* **Short problem**:
Reproduce each line of the material exactly, minus any picture.

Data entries
****************************************

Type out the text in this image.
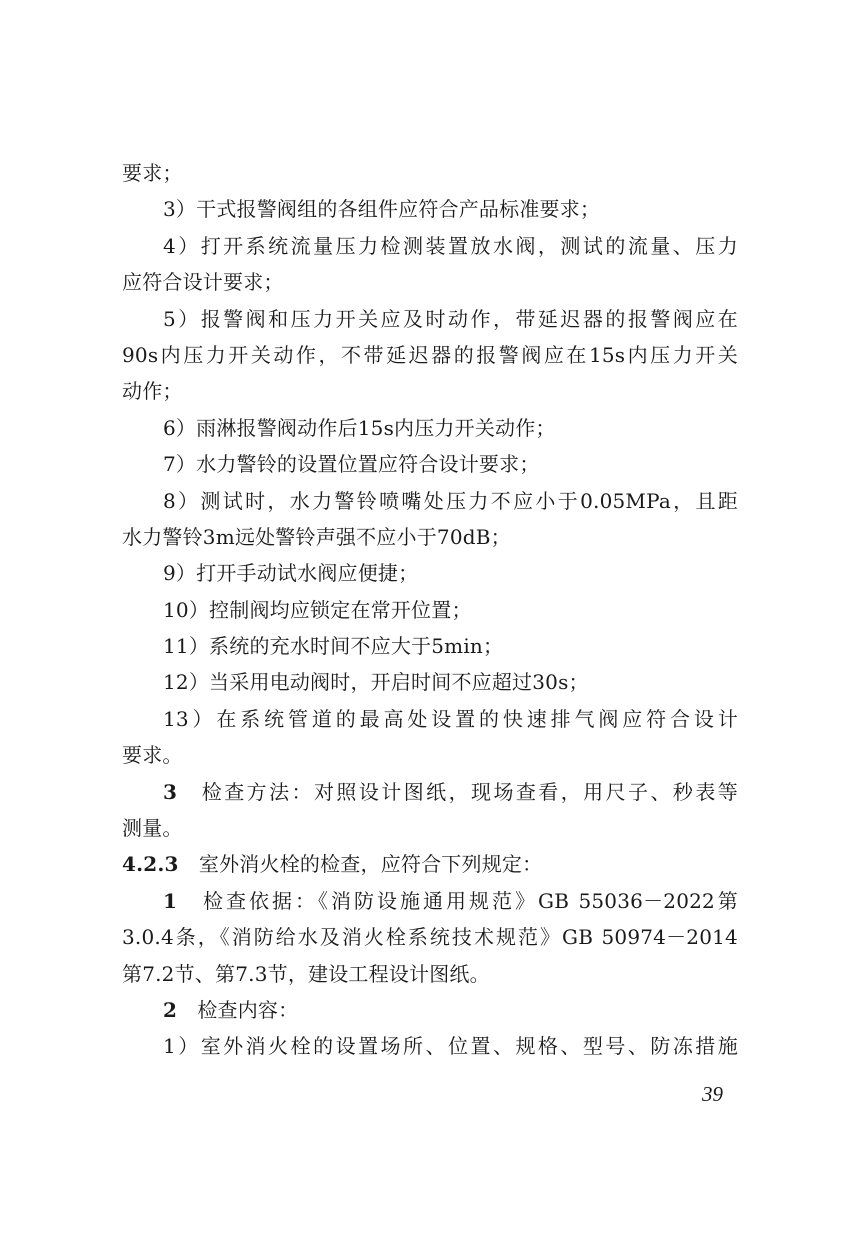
要求；
3）干式报警阀组的各组件应符合产品标准要求；
4）打开系统流量压力检测装置放水阀，测试的流量、压力
应符合设计要求；
5）报警阀和压力开关应及时动作，带延迟器的报警阀应在
90s内压力开关动作，不带延迟器的报警阀应在15s内压力开关
动作；
6）雨淋报警阀动作后15s内压力开关动作；
7）水力警铃的设置位置应符合设计要求；
8）测试时，水力警铃喷嘴处压力不应小于0.05MPa，且距
水力警铃3m远处警铃声强不应小于70dB；
9）打开手动试水阀应便捷；
10）控制阀均应锁定在常开位置；
11）系统的充水时间不应大于5min；
12）当采用电动阀时，开启时间不应超过30s；
13）在系统管道的最高处设置的快速排气阀应符合设计
要求。
3　 检查方法：对照设计图纸，现场查看，用尺子、秒表等
测量。
4.2.3　 室外消火栓的检查，应符合下列规定：
1　 检查依据：《消防设施通用规范》GB 55036－2022第
3.0.4条，《消防给水及消火栓系统技术规范》GB 50974－2014
第7.2节、第7.3节，建设工程设计图纸。
2　 检查内容：
1）室外消火栓的设置场所、位置、规格、型号、防冻措施
39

****************************************

* **Task result**:
Type out the text in this image.
要求；
3）干式报警阀组的各组件应符合产品标准要求；
4）打开系统流量压力检测装置放水阀，测试的流量、压力
应符合设计要求；
5）报警阀和压力开关应及时动作，带延迟器的报警阀应在
90s内压力开关动作，不带延迟器的报警阀应在15s内压力开关
动作；
6）雨淋报警阀动作后15s内压力开关动作；
7）水力警铃的设置位置应符合设计要求；
8）测试时，水力警铃喷嘴处压力不应小于0.05MPa，且距
水力警铃3m远处警铃声强不应小于70dB；
9）打开手动试水阀应便捷；
10）控制阀均应锁定在常开位置；
11）系统的充水时间不应大于5min；
12）当采用电动阀时，开启时间不应超过30s；
13）在系统管道的最高处设置的快速排气阀应符合设计
要求。
3　 检查方法：对照设计图纸，现场查看，用尺子、秒表等
测量。
4.2.3　 室外消火栓的检查，应符合下列规定：
1　 检查依据：《消防设施通用规范》GB 55036－2022第
3.0.4条，《消防给水及消火栓系统技术规范》GB 50974－2014
第7.2节、第7.3节，建设工程设计图纸。
2　 检查内容：
1）室外消火栓的设置场所、位置、规格、型号、防冻措施
39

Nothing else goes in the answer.